PROMPT
Restate each of the lines given below, word for word.

SUPPLIED RECORDS
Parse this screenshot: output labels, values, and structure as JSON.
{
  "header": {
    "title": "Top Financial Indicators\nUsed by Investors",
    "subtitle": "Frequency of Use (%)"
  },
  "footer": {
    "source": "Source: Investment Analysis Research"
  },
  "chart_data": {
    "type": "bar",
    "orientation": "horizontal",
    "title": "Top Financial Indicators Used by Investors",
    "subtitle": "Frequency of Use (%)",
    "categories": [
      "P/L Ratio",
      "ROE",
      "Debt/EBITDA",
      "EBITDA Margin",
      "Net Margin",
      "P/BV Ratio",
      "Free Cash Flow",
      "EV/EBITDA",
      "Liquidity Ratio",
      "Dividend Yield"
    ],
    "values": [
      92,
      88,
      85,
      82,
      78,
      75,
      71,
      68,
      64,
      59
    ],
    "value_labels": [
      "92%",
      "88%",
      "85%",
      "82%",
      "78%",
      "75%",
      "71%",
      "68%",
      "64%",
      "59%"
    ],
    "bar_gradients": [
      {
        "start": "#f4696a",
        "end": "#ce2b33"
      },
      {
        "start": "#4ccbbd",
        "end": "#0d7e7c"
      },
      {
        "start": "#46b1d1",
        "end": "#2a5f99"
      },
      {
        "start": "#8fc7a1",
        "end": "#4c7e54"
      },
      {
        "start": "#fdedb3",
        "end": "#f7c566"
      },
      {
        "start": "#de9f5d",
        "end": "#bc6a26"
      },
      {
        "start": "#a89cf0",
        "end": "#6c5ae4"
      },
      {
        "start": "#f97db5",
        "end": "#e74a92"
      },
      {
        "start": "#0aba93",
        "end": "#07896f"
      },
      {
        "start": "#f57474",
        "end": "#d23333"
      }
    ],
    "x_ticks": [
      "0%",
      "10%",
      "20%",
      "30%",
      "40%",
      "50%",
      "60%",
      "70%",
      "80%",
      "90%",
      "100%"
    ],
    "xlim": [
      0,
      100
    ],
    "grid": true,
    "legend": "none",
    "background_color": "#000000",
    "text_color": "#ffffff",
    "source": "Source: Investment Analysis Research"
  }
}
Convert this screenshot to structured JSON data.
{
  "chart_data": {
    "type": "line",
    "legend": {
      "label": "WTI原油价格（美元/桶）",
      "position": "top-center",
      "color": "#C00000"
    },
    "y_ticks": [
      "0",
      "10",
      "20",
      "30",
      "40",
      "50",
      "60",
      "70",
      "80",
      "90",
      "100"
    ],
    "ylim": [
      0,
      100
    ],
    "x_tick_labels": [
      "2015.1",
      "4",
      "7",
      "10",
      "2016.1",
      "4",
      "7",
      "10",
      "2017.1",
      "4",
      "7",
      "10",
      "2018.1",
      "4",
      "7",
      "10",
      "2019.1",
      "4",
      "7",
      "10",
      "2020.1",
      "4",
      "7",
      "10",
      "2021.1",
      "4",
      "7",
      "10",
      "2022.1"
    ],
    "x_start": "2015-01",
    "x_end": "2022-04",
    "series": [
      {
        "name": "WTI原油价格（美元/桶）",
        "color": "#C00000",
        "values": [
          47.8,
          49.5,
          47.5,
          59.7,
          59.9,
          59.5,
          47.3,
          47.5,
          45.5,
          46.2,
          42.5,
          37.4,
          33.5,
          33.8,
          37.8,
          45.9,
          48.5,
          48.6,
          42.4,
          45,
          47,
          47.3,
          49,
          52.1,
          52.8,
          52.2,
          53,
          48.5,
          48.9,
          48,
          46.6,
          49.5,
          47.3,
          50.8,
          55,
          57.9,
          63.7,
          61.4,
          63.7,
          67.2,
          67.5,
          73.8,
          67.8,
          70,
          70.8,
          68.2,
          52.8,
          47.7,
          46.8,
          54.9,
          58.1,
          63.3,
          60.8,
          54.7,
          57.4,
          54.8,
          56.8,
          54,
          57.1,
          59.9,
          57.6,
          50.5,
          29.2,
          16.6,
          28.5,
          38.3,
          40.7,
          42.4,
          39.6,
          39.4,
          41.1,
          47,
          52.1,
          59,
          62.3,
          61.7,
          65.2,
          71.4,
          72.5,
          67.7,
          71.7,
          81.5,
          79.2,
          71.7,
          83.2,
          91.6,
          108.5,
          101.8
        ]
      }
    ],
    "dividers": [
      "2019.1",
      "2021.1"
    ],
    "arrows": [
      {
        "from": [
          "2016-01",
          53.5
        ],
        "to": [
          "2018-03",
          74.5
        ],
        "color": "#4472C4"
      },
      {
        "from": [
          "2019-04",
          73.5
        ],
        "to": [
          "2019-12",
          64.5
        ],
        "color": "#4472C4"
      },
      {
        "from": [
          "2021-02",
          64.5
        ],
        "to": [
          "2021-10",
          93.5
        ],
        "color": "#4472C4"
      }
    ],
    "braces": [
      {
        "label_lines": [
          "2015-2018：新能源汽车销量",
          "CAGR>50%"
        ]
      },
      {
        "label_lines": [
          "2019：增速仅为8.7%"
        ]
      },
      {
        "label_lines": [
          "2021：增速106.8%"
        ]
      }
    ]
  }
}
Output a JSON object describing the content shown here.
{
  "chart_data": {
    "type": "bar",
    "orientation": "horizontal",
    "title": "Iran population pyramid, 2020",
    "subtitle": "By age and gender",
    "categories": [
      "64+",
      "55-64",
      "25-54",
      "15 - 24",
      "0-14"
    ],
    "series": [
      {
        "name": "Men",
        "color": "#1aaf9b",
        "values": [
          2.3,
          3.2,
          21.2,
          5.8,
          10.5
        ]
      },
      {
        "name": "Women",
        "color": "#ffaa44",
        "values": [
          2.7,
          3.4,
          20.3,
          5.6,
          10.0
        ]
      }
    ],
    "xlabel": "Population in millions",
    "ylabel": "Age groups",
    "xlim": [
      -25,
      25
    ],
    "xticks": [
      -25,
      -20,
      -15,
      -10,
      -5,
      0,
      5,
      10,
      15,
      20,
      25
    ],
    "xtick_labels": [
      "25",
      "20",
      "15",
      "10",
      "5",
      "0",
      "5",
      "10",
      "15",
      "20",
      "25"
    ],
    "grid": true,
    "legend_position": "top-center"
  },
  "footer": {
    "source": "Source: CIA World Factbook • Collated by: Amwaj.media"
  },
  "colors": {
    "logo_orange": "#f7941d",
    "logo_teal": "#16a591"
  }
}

COMPLETED TASK
Parse this screenshot: output labels, values, and structure as JSON.
{
  "header": {
    "title": "Top Financial Indicators\nUsed by Investors",
    "subtitle": "Frequency of Use (%)"
  },
  "footer": {
    "source": "Source: Investment Analysis Research"
  },
  "chart_data": {
    "type": "bar",
    "orientation": "horizontal",
    "title": "Top Financial Indicators Used by Investors",
    "subtitle": "Frequency of Use (%)",
    "categories": [
      "P/L Ratio",
      "ROE",
      "Debt/EBITDA",
      "EBITDA Margin",
      "Net Margin",
      "P/BV Ratio",
      "Free Cash Flow",
      "EV/EBITDA",
      "Liquidity Ratio",
      "Dividend Yield"
    ],
    "values": [
      92,
      88,
      85,
      82,
      78,
      75,
      71,
      68,
      64,
      59
    ],
    "value_labels": [
      "92%",
      "88%",
      "85%",
      "82%",
      "78%",
      "75%",
      "71%",
      "68%",
      "64%",
      "59%"
    ],
    "bar_gradients": [
      {
        "start": "#f4696a",
        "end": "#ce2b33"
      },
      {
        "start": "#4ccbbd",
        "end": "#0d7e7c"
      },
      {
        "start": "#46b1d1",
        "end": "#2a5f99"
      },
      {
        "start": "#8fc7a1",
        "end": "#4c7e54"
      },
      {
        "start": "#fdedb3",
        "end": "#f7c566"
      },
      {
        "start": "#de9f5d",
        "end": "#bc6a26"
      },
      {
        "start": "#a89cf0",
        "end": "#6c5ae4"
      },
      {
        "start": "#f97db5",
        "end": "#e74a92"
      },
      {
        "start": "#0aba93",
        "end": "#07896f"
      },
      {
        "start": "#f57474",
        "end": "#d23333"
      }
    ],
    "x_ticks": [
      "0%",
      "10%",
      "20%",
      "30%",
      "40%",
      "50%",
      "60%",
      "70%",
      "80%",
      "90%",
      "100%"
    ],
    "xlim": [
      0,
      100
    ],
    "grid": true,
    "legend": "none",
    "background_color": "#000000",
    "text_color": "#ffffff",
    "source": "Source: Investment Analysis Research"
  }
}
Convert this screenshot to structured JSON data.
{
  "chart_data": {
    "type": "line",
    "legend": {
      "label": "WTI原油价格（美元/桶）",
      "position": "top-center",
      "color": "#C00000"
    },
    "y_ticks": [
      "0",
      "10",
      "20",
      "30",
      "40",
      "50",
      "60",
      "70",
      "80",
      "90",
      "100"
    ],
    "ylim": [
      0,
      100
    ],
    "x_tick_labels": [
      "2015.1",
      "4",
      "7",
      "10",
      "2016.1",
      "4",
      "7",
      "10",
      "2017.1",
      "4",
      "7",
      "10",
      "2018.1",
      "4",
      "7",
      "10",
      "2019.1",
      "4",
      "7",
      "10",
      "2020.1",
      "4",
      "7",
      "10",
      "2021.1",
      "4",
      "7",
      "10",
      "2022.1"
    ],
    "x_start": "2015-01",
    "x_end": "2022-04",
    "series": [
      {
        "name": "WTI原油价格（美元/桶）",
        "color": "#C00000",
        "values": [
          47.8,
          49.5,
          47.5,
          59.7,
          59.9,
          59.5,
          47.3,
          47.5,
          45.5,
          46.2,
          42.5,
          37.4,
          33.5,
          33.8,
          37.8,
          45.9,
          48.5,
          48.6,
          42.4,
          45,
          47,
          47.3,
          49,
          52.1,
          52.8,
          52.2,
          53,
          48.5,
          48.9,
          48,
          46.6,
          49.5,
          47.3,
          50.8,
          55,
          57.9,
          63.7,
          61.4,
          63.7,
          67.2,
          67.5,
          73.8,
          67.8,
          70,
          70.8,
          68.2,
          52.8,
          47.7,
          46.8,
          54.9,
          58.1,
          63.3,
          60.8,
          54.7,
          57.4,
          54.8,
          56.8,
          54,
          57.1,
          59.9,
          57.6,
          50.5,
          29.2,
          16.6,
          28.5,
          38.3,
          40.7,
          42.4,
          39.6,
          39.4,
          41.1,
          47,
          52.1,
          59,
          62.3,
          61.7,
          65.2,
          71.4,
          72.5,
          67.7,
          71.7,
          81.5,
          79.2,
          71.7,
          83.2,
          91.6,
          108.5,
          101.8
        ]
      }
    ],
    "dividers": [
      "2019.1",
      "2021.1"
    ],
    "arrows": [
      {
        "from": [
          "2016-01",
          53.5
        ],
        "to": [
          "2018-03",
          74.5
        ],
        "color": "#4472C4"
      },
      {
        "from": [
          "2019-04",
          73.5
        ],
        "to": [
          "2019-12",
          64.5
        ],
        "color": "#4472C4"
      },
      {
        "from": [
          "2021-02",
          64.5
        ],
        "to": [
          "2021-10",
          93.5
        ],
        "color": "#4472C4"
      }
    ],
    "braces": [
      {
        "label_lines": [
          "2015-2018：新能源汽车销量",
          "CAGR>50%"
        ]
      },
      {
        "label_lines": [
          "2019：增速仅为8.7%"
        ]
      },
      {
        "label_lines": [
          "2021：增速106.8%"
        ]
      }
    ]
  }
}
Output a JSON object describing the content shown here.
{
  "chart_data": {
    "type": "bar",
    "orientation": "horizontal",
    "title": "Iran population pyramid, 2020",
    "subtitle": "By age and gender",
    "categories": [
      "64+",
      "55-64",
      "25-54",
      "15 - 24",
      "0-14"
    ],
    "series": [
      {
        "name": "Men",
        "color": "#1aaf9b",
        "values": [
          2.3,
          3.2,
          21.2,
          5.8,
          10.5
        ]
      },
      {
        "name": "Women",
        "color": "#ffaa44",
        "values": [
          2.7,
          3.4,
          20.3,
          5.6,
          10.0
        ]
      }
    ],
    "xlabel": "Population in millions",
    "ylabel": "Age groups",
    "xlim": [
      -25,
      25
    ],
    "xticks": [
      -25,
      -20,
      -15,
      -10,
      -5,
      0,
      5,
      10,
      15,
      20,
      25
    ],
    "xtick_labels": [
      "25",
      "20",
      "15",
      "10",
      "5",
      "0",
      "5",
      "10",
      "15",
      "20",
      "25"
    ],
    "grid": true,
    "legend_position": "top-center"
  },
  "footer": {
    "source": "Source: CIA World Factbook • Collated by: Amwaj.media"
  },
  "colors": {
    "logo_orange": "#f7941d",
    "logo_teal": "#16a591"
  }
}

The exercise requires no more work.